## What you will do
Output the entries word for word. Omit images.

## The data
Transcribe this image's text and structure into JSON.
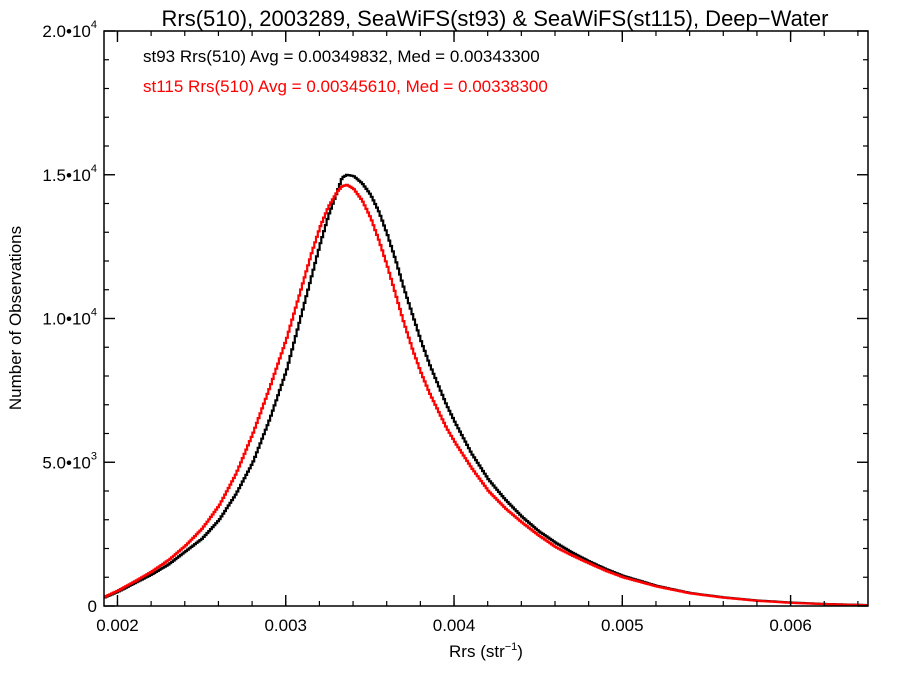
{
  "chart_data": {
    "type": "line",
    "title": "Rrs(510), 2003289, SeaWiFS(st93) & SeaWiFS(st115), Deep−Water",
    "xlabel": "Rrs (str",
    "xlabel_sup": "−1",
    "xlabel_tail": ")",
    "ylabel": "Number of Observations",
    "xlim": [
      0.00192,
      0.00646
    ],
    "ylim": [
      0,
      20000
    ],
    "x_ticks": [
      {
        "value": 0.002,
        "label": "0.002"
      },
      {
        "value": 0.003,
        "label": "0.003"
      },
      {
        "value": 0.004,
        "label": "0.004"
      },
      {
        "value": 0.005,
        "label": "0.005"
      },
      {
        "value": 0.006,
        "label": "0.006"
      }
    ],
    "y_ticks": [
      {
        "value": 0,
        "base": "0",
        "exp": ""
      },
      {
        "value": 5000,
        "base": "5.0•10",
        "exp": "3"
      },
      {
        "value": 10000,
        "base": "1.0•10",
        "exp": "4"
      },
      {
        "value": 15000,
        "base": "1.5•10",
        "exp": "4"
      },
      {
        "value": 20000,
        "base": "2.0•10",
        "exp": "4"
      }
    ],
    "grid": false,
    "legend_placement": "top-left",
    "series": [
      {
        "name": "st93",
        "color": "#000000",
        "annotation": "st93 Rrs(510) Avg = 0.00349832, Med = 0.00343300",
        "x": [
          0.00192,
          0.002,
          0.0021,
          0.0022,
          0.0023,
          0.0024,
          0.0025,
          0.0026,
          0.0027,
          0.0028,
          0.0029,
          0.003,
          0.00305,
          0.0031,
          0.00315,
          0.0032,
          0.00325,
          0.0033,
          0.00333,
          0.00336,
          0.0034,
          0.00345,
          0.0035,
          0.00355,
          0.0036,
          0.00365,
          0.0037,
          0.00375,
          0.0038,
          0.00385,
          0.0039,
          0.00395,
          0.004,
          0.0041,
          0.0042,
          0.0043,
          0.0044,
          0.0045,
          0.0046,
          0.0047,
          0.0048,
          0.0049,
          0.005,
          0.0052,
          0.0054,
          0.0056,
          0.0058,
          0.006,
          0.0062,
          0.00646
        ],
        "y": [
          300,
          500,
          800,
          1100,
          1450,
          1900,
          2350,
          3000,
          3900,
          5000,
          6500,
          8200,
          9300,
          10400,
          11500,
          12600,
          13600,
          14400,
          14900,
          15000,
          14950,
          14700,
          14300,
          13700,
          12900,
          12000,
          11000,
          10100,
          9200,
          8400,
          7700,
          7000,
          6400,
          5300,
          4400,
          3700,
          3100,
          2600,
          2200,
          1850,
          1550,
          1280,
          1050,
          700,
          450,
          300,
          190,
          120,
          70,
          30
        ]
      },
      {
        "name": "st115",
        "color": "#ff0000",
        "annotation": "st115 Rrs(510) Avg = 0.00345610, Med = 0.00338300",
        "x": [
          0.00192,
          0.002,
          0.0021,
          0.0022,
          0.0023,
          0.0024,
          0.0025,
          0.0026,
          0.0027,
          0.0028,
          0.0029,
          0.003,
          0.00305,
          0.0031,
          0.00315,
          0.0032,
          0.00325,
          0.0033,
          0.00333,
          0.00336,
          0.0034,
          0.00345,
          0.0035,
          0.00355,
          0.0036,
          0.00365,
          0.0037,
          0.00375,
          0.0038,
          0.00385,
          0.0039,
          0.00395,
          0.004,
          0.0041,
          0.0042,
          0.0043,
          0.0044,
          0.0045,
          0.0046,
          0.0047,
          0.0048,
          0.0049,
          0.005,
          0.0052,
          0.0054,
          0.0056,
          0.0058,
          0.006,
          0.0062,
          0.00646
        ],
        "y": [
          320,
          540,
          860,
          1200,
          1600,
          2100,
          2700,
          3500,
          4600,
          6000,
          7600,
          9300,
          10300,
          11300,
          12300,
          13200,
          13900,
          14400,
          14600,
          14650,
          14500,
          14100,
          13500,
          12700,
          11800,
          10800,
          9800,
          8900,
          8100,
          7400,
          6800,
          6200,
          5700,
          4800,
          4000,
          3400,
          2900,
          2450,
          2050,
          1750,
          1480,
          1220,
          1000,
          680,
          440,
          290,
          180,
          110,
          65,
          25
        ]
      }
    ]
  }
}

## Written answer
Transcribe this image's text and structure into JSON.
{
  "chart_data": {
    "type": "line",
    "title": "Rrs(510), 2003289, SeaWiFS(st93) & SeaWiFS(st115), Deep−Water",
    "xlabel": "Rrs (str",
    "xlabel_sup": "−1",
    "xlabel_tail": ")",
    "ylabel": "Number of Observations",
    "xlim": [
      0.00192,
      0.00646
    ],
    "ylim": [
      0,
      20000
    ],
    "x_ticks": [
      {
        "value": 0.002,
        "label": "0.002"
      },
      {
        "value": 0.003,
        "label": "0.003"
      },
      {
        "value": 0.004,
        "label": "0.004"
      },
      {
        "value": 0.005,
        "label": "0.005"
      },
      {
        "value": 0.006,
        "label": "0.006"
      }
    ],
    "y_ticks": [
      {
        "value": 0,
        "base": "0",
        "exp": ""
      },
      {
        "value": 5000,
        "base": "5.0•10",
        "exp": "3"
      },
      {
        "value": 10000,
        "base": "1.0•10",
        "exp": "4"
      },
      {
        "value": 15000,
        "base": "1.5•10",
        "exp": "4"
      },
      {
        "value": 20000,
        "base": "2.0•10",
        "exp": "4"
      }
    ],
    "grid": false,
    "legend_placement": "top-left",
    "series": [
      {
        "name": "st93",
        "color": "#000000",
        "annotation": "st93 Rrs(510) Avg = 0.00349832, Med = 0.00343300",
        "x": [
          0.00192,
          0.002,
          0.0021,
          0.0022,
          0.0023,
          0.0024,
          0.0025,
          0.0026,
          0.0027,
          0.0028,
          0.0029,
          0.003,
          0.00305,
          0.0031,
          0.00315,
          0.0032,
          0.00325,
          0.0033,
          0.00333,
          0.00336,
          0.0034,
          0.00345,
          0.0035,
          0.00355,
          0.0036,
          0.00365,
          0.0037,
          0.00375,
          0.0038,
          0.00385,
          0.0039,
          0.00395,
          0.004,
          0.0041,
          0.0042,
          0.0043,
          0.0044,
          0.0045,
          0.0046,
          0.0047,
          0.0048,
          0.0049,
          0.005,
          0.0052,
          0.0054,
          0.0056,
          0.0058,
          0.006,
          0.0062,
          0.00646
        ],
        "y": [
          300,
          500,
          800,
          1100,
          1450,
          1900,
          2350,
          3000,
          3900,
          5000,
          6500,
          8200,
          9300,
          10400,
          11500,
          12600,
          13600,
          14400,
          14900,
          15000,
          14950,
          14700,
          14300,
          13700,
          12900,
          12000,
          11000,
          10100,
          9200,
          8400,
          7700,
          7000,
          6400,
          5300,
          4400,
          3700,
          3100,
          2600,
          2200,
          1850,
          1550,
          1280,
          1050,
          700,
          450,
          300,
          190,
          120,
          70,
          30
        ]
      },
      {
        "name": "st115",
        "color": "#ff0000",
        "annotation": "st115 Rrs(510) Avg = 0.00345610, Med = 0.00338300",
        "x": [
          0.00192,
          0.002,
          0.0021,
          0.0022,
          0.0023,
          0.0024,
          0.0025,
          0.0026,
          0.0027,
          0.0028,
          0.0029,
          0.003,
          0.00305,
          0.0031,
          0.00315,
          0.0032,
          0.00325,
          0.0033,
          0.00333,
          0.00336,
          0.0034,
          0.00345,
          0.0035,
          0.00355,
          0.0036,
          0.00365,
          0.0037,
          0.00375,
          0.0038,
          0.00385,
          0.0039,
          0.00395,
          0.004,
          0.0041,
          0.0042,
          0.0043,
          0.0044,
          0.0045,
          0.0046,
          0.0047,
          0.0048,
          0.0049,
          0.005,
          0.0052,
          0.0054,
          0.0056,
          0.0058,
          0.006,
          0.0062,
          0.00646
        ],
        "y": [
          320,
          540,
          860,
          1200,
          1600,
          2100,
          2700,
          3500,
          4600,
          6000,
          7600,
          9300,
          10300,
          11300,
          12300,
          13200,
          13900,
          14400,
          14600,
          14650,
          14500,
          14100,
          13500,
          12700,
          11800,
          10800,
          9800,
          8900,
          8100,
          7400,
          6800,
          6200,
          5700,
          4800,
          4000,
          3400,
          2900,
          2450,
          2050,
          1750,
          1480,
          1220,
          1000,
          680,
          440,
          290,
          180,
          110,
          65,
          25
        ]
      }
    ]
  }
}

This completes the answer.